----- Dataset records

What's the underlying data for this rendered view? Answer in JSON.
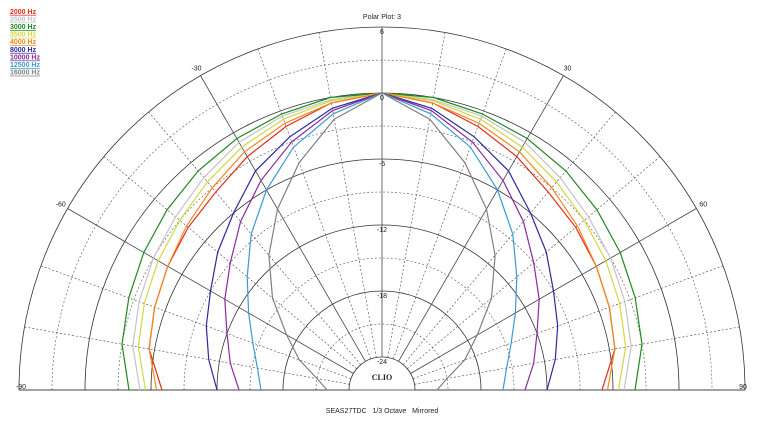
{
  "chart_data": {
    "type": "polar",
    "title": "Polar Plot: 3",
    "footer": "SEAS27TDC   1/3 Octave   Mirrored",
    "logo": "CLIO",
    "mirrored": true,
    "theta": [
      0,
      10,
      20,
      30,
      40,
      50,
      60,
      70,
      80,
      90
    ],
    "rlim": [
      -27,
      6
    ],
    "rticks": [
      6,
      0,
      -6,
      -12,
      -18,
      -24
    ],
    "minor_rticks": [
      3,
      -3,
      -9,
      -15,
      -21
    ],
    "thetaticks": [
      -90,
      -60,
      -30,
      30,
      60,
      90
    ],
    "theta_grid": [
      -90,
      -80,
      -70,
      -60,
      -50,
      -40,
      -30,
      -20,
      -10,
      0,
      10,
      20,
      30,
      40,
      50,
      60,
      70,
      80,
      90
    ],
    "series": [
      {
        "name": "2000 Hz",
        "color": "#e8291c",
        "values": [
          0,
          -0.5,
          -1.5,
          -2.5,
          -3.5,
          -4,
          -4.5,
          -5,
          -5.5,
          -7
        ]
      },
      {
        "name": "2500 Hz",
        "color": "#c4c4c4",
        "values": [
          0,
          -0.2,
          -0.5,
          -1,
          -1.8,
          -2.5,
          -3,
          -3.5,
          -4,
          -5
        ]
      },
      {
        "name": "3000 Hz",
        "color": "#1e8a1e",
        "values": [
          0,
          0,
          -0.3,
          -0.6,
          -1,
          -1.5,
          -2,
          -2.5,
          -3,
          -4
        ]
      },
      {
        "name": "3500 Hz",
        "color": "#d6d640",
        "values": [
          0,
          -0.3,
          -0.8,
          -1.5,
          -2.3,
          -3,
          -3.5,
          -4,
          -4.5,
          -5.5
        ]
      },
      {
        "name": "4000 Hz",
        "color": "#f08a1c",
        "values": [
          0,
          -0.5,
          -1.2,
          -2,
          -3,
          -3.8,
          -4.5,
          -5,
          -5.5,
          -6.5
        ]
      },
      {
        "name": "8000 Hz",
        "color": "#2a2aa0",
        "values": [
          0,
          -1,
          -2.5,
          -4,
          -6,
          -7.5,
          -9,
          -10,
          -11,
          -12
        ]
      },
      {
        "name": "10000 Hz",
        "color": "#8a2a9a",
        "values": [
          0,
          -1.2,
          -3,
          -5,
          -7,
          -9,
          -10.5,
          -12,
          -13,
          -14
        ]
      },
      {
        "name": "12500 Hz",
        "color": "#3a9ad8",
        "values": [
          0,
          -1.5,
          -3.5,
          -6,
          -8.5,
          -11,
          -13,
          -14.5,
          -15.5,
          -16
        ]
      },
      {
        "name": "16000 Hz",
        "color": "#808080",
        "values": [
          0,
          -2,
          -5,
          -8,
          -11,
          -14,
          -17,
          -19,
          -21,
          -22
        ]
      }
    ]
  }
}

----------

### Task brief
Restate each of the entries above word for word and skip every image.

### Written answer
What's the underlying data for this rendered view? Answer in JSON.
{
  "chart_data": {
    "type": "polar",
    "title": "Polar Plot: 3",
    "footer": "SEAS27TDC   1/3 Octave   Mirrored",
    "logo": "CLIO",
    "mirrored": true,
    "theta": [
      0,
      10,
      20,
      30,
      40,
      50,
      60,
      70,
      80,
      90
    ],
    "rlim": [
      -27,
      6
    ],
    "rticks": [
      6,
      0,
      -6,
      -12,
      -18,
      -24
    ],
    "minor_rticks": [
      3,
      -3,
      -9,
      -15,
      -21
    ],
    "thetaticks": [
      -90,
      -60,
      -30,
      30,
      60,
      90
    ],
    "theta_grid": [
      -90,
      -80,
      -70,
      -60,
      -50,
      -40,
      -30,
      -20,
      -10,
      0,
      10,
      20,
      30,
      40,
      50,
      60,
      70,
      80,
      90
    ],
    "series": [
      {
        "name": "2000 Hz",
        "color": "#e8291c",
        "values": [
          0,
          -0.5,
          -1.5,
          -2.5,
          -3.5,
          -4,
          -4.5,
          -5,
          -5.5,
          -7
        ]
      },
      {
        "name": "2500 Hz",
        "color": "#c4c4c4",
        "values": [
          0,
          -0.2,
          -0.5,
          -1,
          -1.8,
          -2.5,
          -3,
          -3.5,
          -4,
          -5
        ]
      },
      {
        "name": "3000 Hz",
        "color": "#1e8a1e",
        "values": [
          0,
          0,
          -0.3,
          -0.6,
          -1,
          -1.5,
          -2,
          -2.5,
          -3,
          -4
        ]
      },
      {
        "name": "3500 Hz",
        "color": "#d6d640",
        "values": [
          0,
          -0.3,
          -0.8,
          -1.5,
          -2.3,
          -3,
          -3.5,
          -4,
          -4.5,
          -5.5
        ]
      },
      {
        "name": "4000 Hz",
        "color": "#f08a1c",
        "values": [
          0,
          -0.5,
          -1.2,
          -2,
          -3,
          -3.8,
          -4.5,
          -5,
          -5.5,
          -6.5
        ]
      },
      {
        "name": "8000 Hz",
        "color": "#2a2aa0",
        "values": [
          0,
          -1,
          -2.5,
          -4,
          -6,
          -7.5,
          -9,
          -10,
          -11,
          -12
        ]
      },
      {
        "name": "10000 Hz",
        "color": "#8a2a9a",
        "values": [
          0,
          -1.2,
          -3,
          -5,
          -7,
          -9,
          -10.5,
          -12,
          -13,
          -14
        ]
      },
      {
        "name": "12500 Hz",
        "color": "#3a9ad8",
        "values": [
          0,
          -1.5,
          -3.5,
          -6,
          -8.5,
          -11,
          -13,
          -14.5,
          -15.5,
          -16
        ]
      },
      {
        "name": "16000 Hz",
        "color": "#808080",
        "values": [
          0,
          -2,
          -5,
          -8,
          -11,
          -14,
          -17,
          -19,
          -21,
          -22
        ]
      }
    ]
  }
}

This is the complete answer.